● Short exercise
Restate all of the entries exactly, dropping any pictures they hold.

[Dataset rows about figures]

________________

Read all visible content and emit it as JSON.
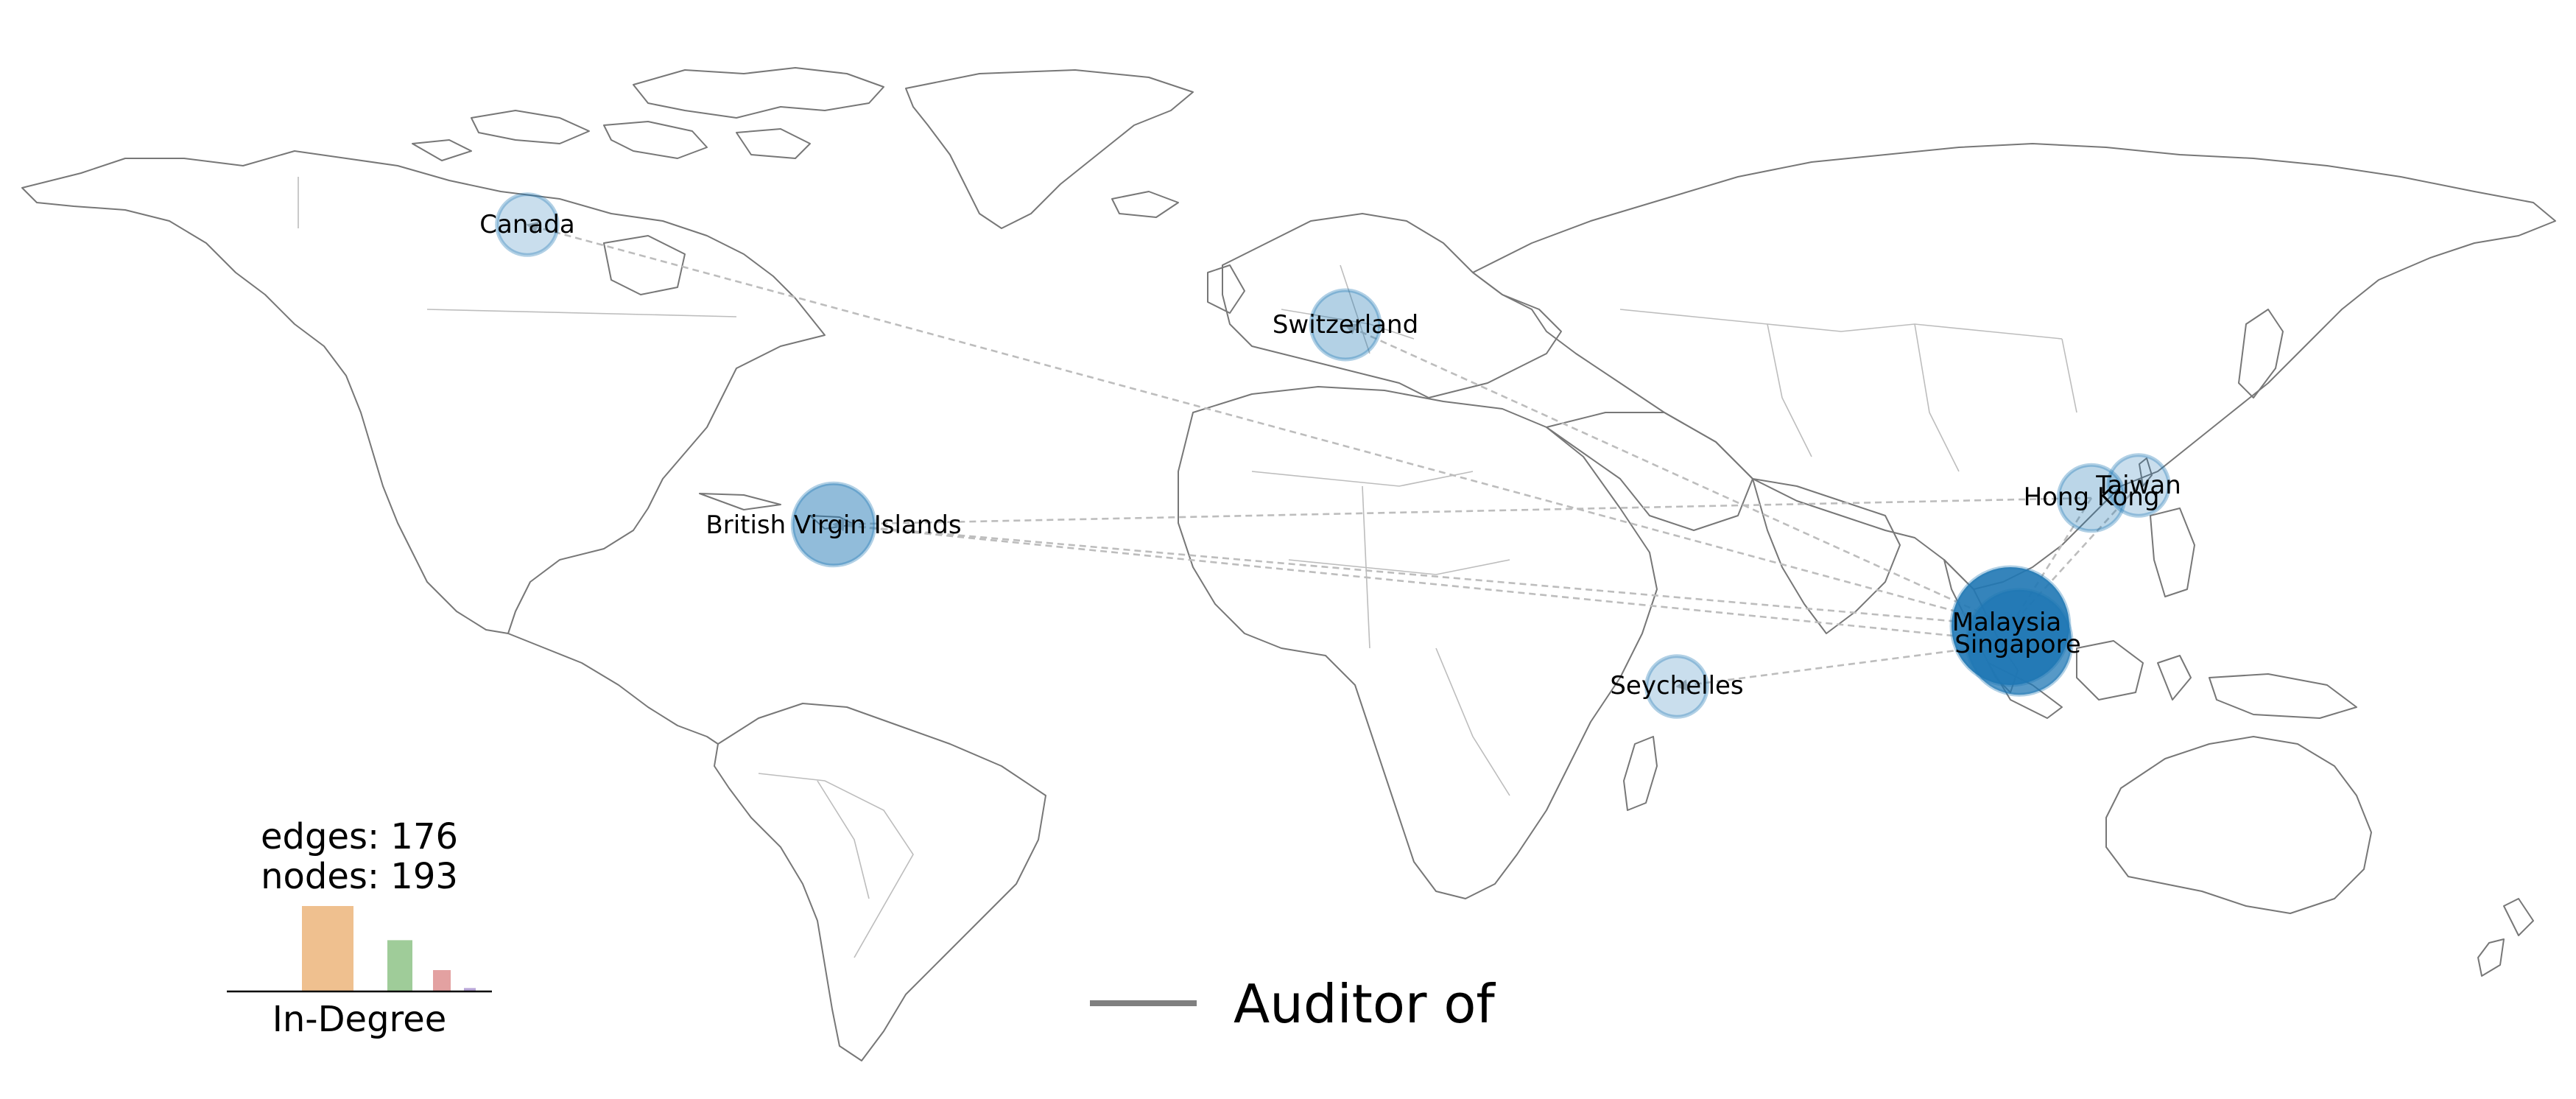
{
  "map": {
    "nodes": [
      {
        "label": "Canada",
        "level": 0.12
      },
      {
        "label": "Switzerland",
        "level": 0.25
      },
      {
        "label": "British Virgin Islands",
        "level": 0.45
      },
      {
        "label": "Hong Kong",
        "level": 0.2
      },
      {
        "label": "Taiwan",
        "level": 0.12
      },
      {
        "label": "Malaysia",
        "level": 1.0
      },
      {
        "label": "Singapore",
        "level": 0.8
      },
      {
        "label": "Seychelles",
        "level": 0.12
      }
    ],
    "edges": [
      {
        "from": "Malaysia",
        "to": "Canada"
      },
      {
        "from": "Malaysia",
        "to": "British Virgin Islands"
      },
      {
        "from": "Singapore",
        "to": "British Virgin Islands"
      },
      {
        "from": "Hong Kong",
        "to": "British Virgin Islands"
      },
      {
        "from": "Malaysia",
        "to": "Switzerland"
      },
      {
        "from": "Singapore",
        "to": "Seychelles"
      },
      {
        "from": "Taiwan",
        "to": "Malaysia"
      },
      {
        "from": "Hong Kong",
        "to": "Malaysia"
      }
    ]
  },
  "stats": {
    "edges_text": "edges: 176",
    "nodes_text": "nodes: 193"
  },
  "histogram": {
    "xlabel": "In-Degree",
    "bars": [
      {
        "value": 1.0,
        "color": "#efc08f"
      },
      {
        "value": 0.6,
        "color": "#9fcc99"
      },
      {
        "value": 0.25,
        "color": "#e3a1a1"
      },
      {
        "value": 0.04,
        "color": "#b9a7d8"
      }
    ]
  },
  "legend": {
    "label": "Auditor of",
    "line_color": "#808080"
  },
  "colors": {
    "node_dark": "#1f77b4",
    "edge": "#bdbdbd",
    "coast": "#777777"
  }
}
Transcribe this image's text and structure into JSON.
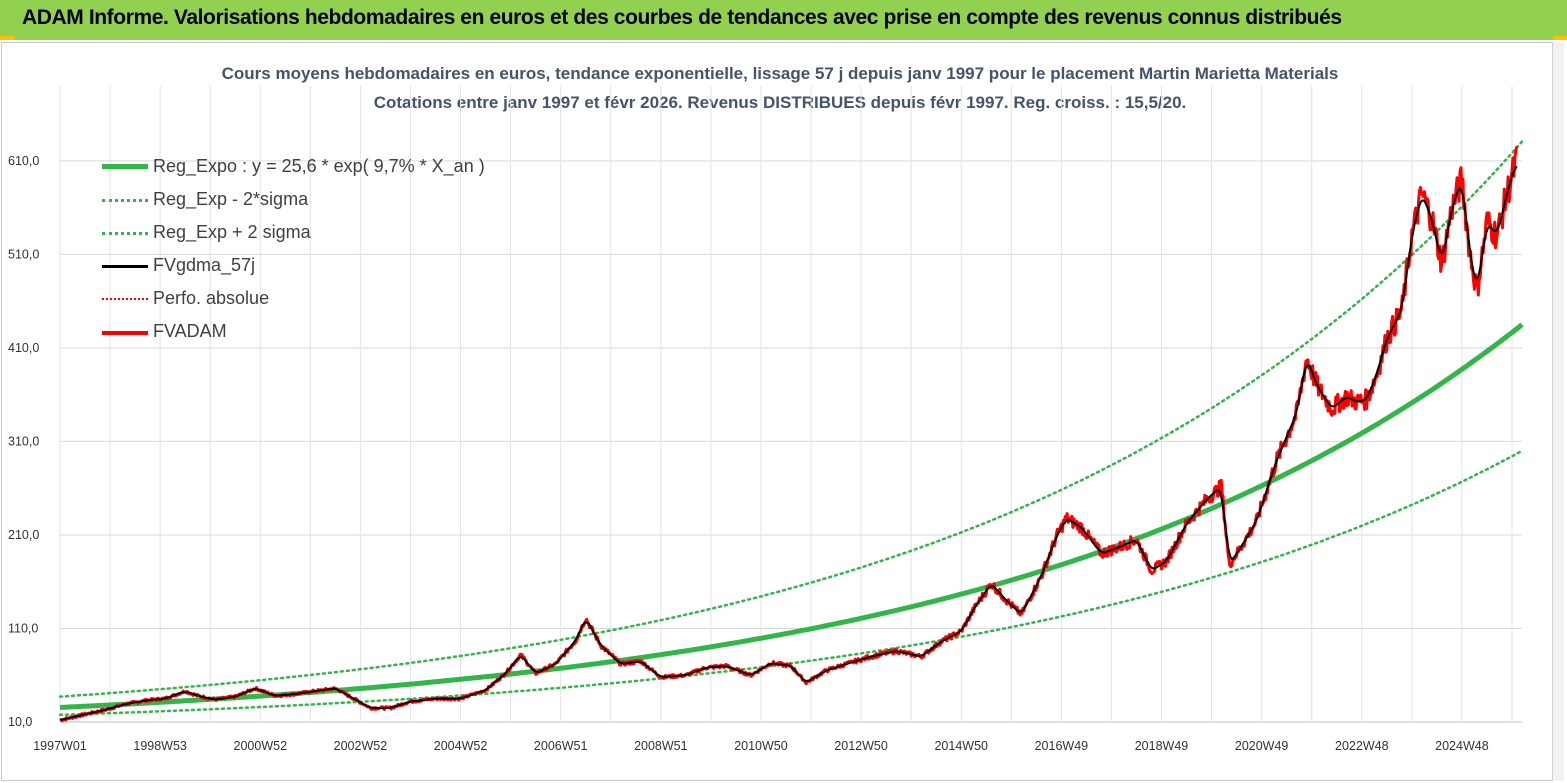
{
  "banner": {
    "title": "ADAM Informe. Valorisations hebdomadaires en euros et des courbes de tendances avec prise en compte des revenus connus distribués"
  },
  "colors": {
    "banner": "#92d050",
    "accent": "#ffc000",
    "trend": "#33b54a",
    "price": "#ff0000",
    "smooth": "#000000"
  },
  "chart_data": {
    "type": "line",
    "title": "Cours moyens hebdomadaires en euros, tendance exponentielle, lissage 57 j depuis janv 1997  pour le placement Martin Marietta Materials",
    "subtitle": "Cotations entre janv 1997 et févr 2026. Revenus DISTRIBUES depuis févr 1997. Reg. croiss. : 15,5/20.",
    "x_tick_labels": [
      "1997W01",
      "1998W53",
      "2000W52",
      "2002W52",
      "2004W52",
      "2006W51",
      "2008W51",
      "2010W50",
      "2012W50",
      "2014W50",
      "2016W49",
      "2018W49",
      "2020W49",
      "2022W48",
      "2024W48"
    ],
    "y_tick_labels": [
      "10,0",
      "110,0",
      "210,0",
      "310,0",
      "410,0",
      "510,0",
      "610,0"
    ],
    "y_ticks": [
      10,
      110,
      210,
      310,
      410,
      510,
      610
    ],
    "xlim": [
      1997.0,
      2026.2
    ],
    "ylim": [
      10,
      690
    ],
    "grid": true,
    "legend_position": "top-left",
    "regression": {
      "a": 25.6,
      "rate": 0.097,
      "sigma_factor": 1.45
    },
    "series": [
      {
        "name": "Reg_Expo : y = 25,6 * exp( 9,7% *  X_an )",
        "style": "solid-thick",
        "color": "#33b54a"
      },
      {
        "name": "Reg_Exp - 2*sigma",
        "style": "dotted",
        "color": "#33b54a"
      },
      {
        "name": "Reg_Exp + 2 sigma",
        "style": "dotted",
        "color": "#33b54a"
      },
      {
        "name": "FVgdma_57j",
        "style": "solid",
        "color": "#000000"
      },
      {
        "name": "Perfo. absolue",
        "style": "dotted",
        "color": "#ff0000"
      },
      {
        "name": "FVADAM",
        "style": "solid-thick",
        "color": "#ff0000"
      }
    ],
    "price_points": [
      [
        1997.0,
        12
      ],
      [
        1997.4,
        17
      ],
      [
        1997.9,
        23
      ],
      [
        1998.3,
        29
      ],
      [
        1998.7,
        33
      ],
      [
        1999.1,
        35
      ],
      [
        1999.5,
        43
      ],
      [
        1999.75,
        38
      ],
      [
        2000.1,
        34
      ],
      [
        2000.5,
        37
      ],
      [
        2000.9,
        46
      ],
      [
        2001.3,
        38
      ],
      [
        2001.7,
        40
      ],
      [
        2002.1,
        43
      ],
      [
        2002.5,
        46
      ],
      [
        2002.8,
        37
      ],
      [
        2003.2,
        25
      ],
      [
        2003.6,
        25
      ],
      [
        2004.0,
        32
      ],
      [
        2004.5,
        35
      ],
      [
        2005.0,
        35
      ],
      [
        2005.5,
        44
      ],
      [
        2005.9,
        62
      ],
      [
        2006.2,
        82
      ],
      [
        2006.5,
        62
      ],
      [
        2006.9,
        72
      ],
      [
        2007.3,
        97
      ],
      [
        2007.5,
        121
      ],
      [
        2007.8,
        92
      ],
      [
        2008.2,
        72
      ],
      [
        2008.6,
        75
      ],
      [
        2009.0,
        58
      ],
      [
        2009.5,
        60
      ],
      [
        2009.9,
        68
      ],
      [
        2010.3,
        70
      ],
      [
        2010.8,
        60
      ],
      [
        2011.2,
        73
      ],
      [
        2011.6,
        70
      ],
      [
        2011.9,
        52
      ],
      [
        2012.3,
        65
      ],
      [
        2012.7,
        72
      ],
      [
        2013.2,
        80
      ],
      [
        2013.7,
        86
      ],
      [
        2014.2,
        80
      ],
      [
        2014.6,
        96
      ],
      [
        2015.0,
        107
      ],
      [
        2015.3,
        135
      ],
      [
        2015.6,
        158
      ],
      [
        2015.9,
        140
      ],
      [
        2016.2,
        125
      ],
      [
        2016.6,
        166
      ],
      [
        2016.9,
        208
      ],
      [
        2017.1,
        228
      ],
      [
        2017.4,
        218
      ],
      [
        2017.8,
        190
      ],
      [
        2018.2,
        198
      ],
      [
        2018.5,
        205
      ],
      [
        2018.8,
        172
      ],
      [
        2019.1,
        182
      ],
      [
        2019.5,
        222
      ],
      [
        2019.9,
        248
      ],
      [
        2020.2,
        262
      ],
      [
        2020.35,
        178
      ],
      [
        2020.6,
        198
      ],
      [
        2020.9,
        225
      ],
      [
        2021.3,
        290
      ],
      [
        2021.7,
        340
      ],
      [
        2021.9,
        400
      ],
      [
        2022.1,
        370
      ],
      [
        2022.4,
        345
      ],
      [
        2022.7,
        358
      ],
      [
        2022.9,
        352
      ],
      [
        2023.1,
        355
      ],
      [
        2023.3,
        382
      ],
      [
        2023.5,
        420
      ],
      [
        2023.8,
        450
      ],
      [
        2024.0,
        530
      ],
      [
        2024.2,
        575
      ],
      [
        2024.4,
        548
      ],
      [
        2024.6,
        500
      ],
      [
        2024.8,
        560
      ],
      [
        2025.0,
        590
      ],
      [
        2025.15,
        515
      ],
      [
        2025.3,
        470
      ],
      [
        2025.5,
        545
      ],
      [
        2025.7,
        530
      ],
      [
        2025.9,
        575
      ],
      [
        2026.1,
        612
      ]
    ]
  }
}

________________

● Task response
Read all visible content and emit it as JSON.
{
  "map": {
    "nodes": [
      {
        "label": "Canada",
        "level": 0.12
      },
      {
        "label": "Switzerland",
        "level": 0.25
      },
      {
        "label": "British Virgin Islands",
        "level": 0.45
      },
      {
        "label": "Hong Kong",
        "level": 0.2
      },
      {
        "label": "Taiwan",
        "level": 0.12
      },
      {
        "label": "Malaysia",
        "level": 1.0
      },
      {
        "label": "Singapore",
        "level": 0.8
      },
      {
        "label": "Seychelles",
        "level": 0.12
      }
    ],
    "edges": [
      {
        "from": "Malaysia",
        "to": "Canada"
      },
      {
        "from": "Malaysia",
        "to": "British Virgin Islands"
      },
      {
        "from": "Singapore",
        "to": "British Virgin Islands"
      },
      {
        "from": "Hong Kong",
        "to": "British Virgin Islands"
      },
      {
        "from": "Malaysia",
        "to": "Switzerland"
      },
      {
        "from": "Singapore",
        "to": "Seychelles"
      },
      {
        "from": "Taiwan",
        "to": "Malaysia"
      },
      {
        "from": "Hong Kong",
        "to": "Malaysia"
      }
    ]
  },
  "stats": {
    "edges_text": "edges: 176",
    "nodes_text": "nodes: 193"
  },
  "histogram": {
    "xlabel": "In-Degree",
    "bars": [
      {
        "value": 1.0,
        "color": "#efc08f"
      },
      {
        "value": 0.6,
        "color": "#9fcc99"
      },
      {
        "value": 0.25,
        "color": "#e3a1a1"
      },
      {
        "value": 0.04,
        "color": "#b9a7d8"
      }
    ]
  },
  "legend": {
    "label": "Auditor of",
    "line_color": "#808080"
  },
  "colors": {
    "node_dark": "#1f77b4",
    "edge": "#bdbdbd",
    "coast": "#777777"
  }
}
Transcribe this image's text and structure into JSON.
{
  "banner": {
    "title": "ADAM Informe. Valorisations hebdomadaires en euros et des courbes de tendances avec prise en compte des revenus connus distribués"
  },
  "colors": {
    "banner": "#92d050",
    "accent": "#ffc000",
    "trend": "#33b54a",
    "price": "#ff0000",
    "smooth": "#000000"
  },
  "chart_data": {
    "type": "line",
    "title": "Cours moyens hebdomadaires en euros, tendance exponentielle, lissage 57 j depuis janv 1997  pour le placement Martin Marietta Materials",
    "subtitle": "Cotations entre janv 1997 et févr 2026. Revenus DISTRIBUES depuis févr 1997. Reg. croiss. : 15,5/20.",
    "x_tick_labels": [
      "1997W01",
      "1998W53",
      "2000W52",
      "2002W52",
      "2004W52",
      "2006W51",
      "2008W51",
      "2010W50",
      "2012W50",
      "2014W50",
      "2016W49",
      "2018W49",
      "2020W49",
      "2022W48",
      "2024W48"
    ],
    "y_tick_labels": [
      "10,0",
      "110,0",
      "210,0",
      "310,0",
      "410,0",
      "510,0",
      "610,0"
    ],
    "y_ticks": [
      10,
      110,
      210,
      310,
      410,
      510,
      610
    ],
    "xlim": [
      1997.0,
      2026.2
    ],
    "ylim": [
      10,
      690
    ],
    "grid": true,
    "legend_position": "top-left",
    "regression": {
      "a": 25.6,
      "rate": 0.097,
      "sigma_factor": 1.45
    },
    "series": [
      {
        "name": "Reg_Expo : y = 25,6 * exp( 9,7% *  X_an )",
        "style": "solid-thick",
        "color": "#33b54a"
      },
      {
        "name": "Reg_Exp - 2*sigma",
        "style": "dotted",
        "color": "#33b54a"
      },
      {
        "name": "Reg_Exp + 2 sigma",
        "style": "dotted",
        "color": "#33b54a"
      },
      {
        "name": "FVgdma_57j",
        "style": "solid",
        "color": "#000000"
      },
      {
        "name": "Perfo. absolue",
        "style": "dotted",
        "color": "#ff0000"
      },
      {
        "name": "FVADAM",
        "style": "solid-thick",
        "color": "#ff0000"
      }
    ],
    "price_points": [
      [
        1997.0,
        12
      ],
      [
        1997.4,
        17
      ],
      [
        1997.9,
        23
      ],
      [
        1998.3,
        29
      ],
      [
        1998.7,
        33
      ],
      [
        1999.1,
        35
      ],
      [
        1999.5,
        43
      ],
      [
        1999.75,
        38
      ],
      [
        2000.1,
        34
      ],
      [
        2000.5,
        37
      ],
      [
        2000.9,
        46
      ],
      [
        2001.3,
        38
      ],
      [
        2001.7,
        40
      ],
      [
        2002.1,
        43
      ],
      [
        2002.5,
        46
      ],
      [
        2002.8,
        37
      ],
      [
        2003.2,
        25
      ],
      [
        2003.6,
        25
      ],
      [
        2004.0,
        32
      ],
      [
        2004.5,
        35
      ],
      [
        2005.0,
        35
      ],
      [
        2005.5,
        44
      ],
      [
        2005.9,
        62
      ],
      [
        2006.2,
        82
      ],
      [
        2006.5,
        62
      ],
      [
        2006.9,
        72
      ],
      [
        2007.3,
        97
      ],
      [
        2007.5,
        121
      ],
      [
        2007.8,
        92
      ],
      [
        2008.2,
        72
      ],
      [
        2008.6,
        75
      ],
      [
        2009.0,
        58
      ],
      [
        2009.5,
        60
      ],
      [
        2009.9,
        68
      ],
      [
        2010.3,
        70
      ],
      [
        2010.8,
        60
      ],
      [
        2011.2,
        73
      ],
      [
        2011.6,
        70
      ],
      [
        2011.9,
        52
      ],
      [
        2012.3,
        65
      ],
      [
        2012.7,
        72
      ],
      [
        2013.2,
        80
      ],
      [
        2013.7,
        86
      ],
      [
        2014.2,
        80
      ],
      [
        2014.6,
        96
      ],
      [
        2015.0,
        107
      ],
      [
        2015.3,
        135
      ],
      [
        2015.6,
        158
      ],
      [
        2015.9,
        140
      ],
      [
        2016.2,
        125
      ],
      [
        2016.6,
        166
      ],
      [
        2016.9,
        208
      ],
      [
        2017.1,
        228
      ],
      [
        2017.4,
        218
      ],
      [
        2017.8,
        190
      ],
      [
        2018.2,
        198
      ],
      [
        2018.5,
        205
      ],
      [
        2018.8,
        172
      ],
      [
        2019.1,
        182
      ],
      [
        2019.5,
        222
      ],
      [
        2019.9,
        248
      ],
      [
        2020.2,
        262
      ],
      [
        2020.35,
        178
      ],
      [
        2020.6,
        198
      ],
      [
        2020.9,
        225
      ],
      [
        2021.3,
        290
      ],
      [
        2021.7,
        340
      ],
      [
        2021.9,
        400
      ],
      [
        2022.1,
        370
      ],
      [
        2022.4,
        345
      ],
      [
        2022.7,
        358
      ],
      [
        2022.9,
        352
      ],
      [
        2023.1,
        355
      ],
      [
        2023.3,
        382
      ],
      [
        2023.5,
        420
      ],
      [
        2023.8,
        450
      ],
      [
        2024.0,
        530
      ],
      [
        2024.2,
        575
      ],
      [
        2024.4,
        548
      ],
      [
        2024.6,
        500
      ],
      [
        2024.8,
        560
      ],
      [
        2025.0,
        590
      ],
      [
        2025.15,
        515
      ],
      [
        2025.3,
        470
      ],
      [
        2025.5,
        545
      ],
      [
        2025.7,
        530
      ],
      [
        2025.9,
        575
      ],
      [
        2026.1,
        612
      ]
    ]
  }
}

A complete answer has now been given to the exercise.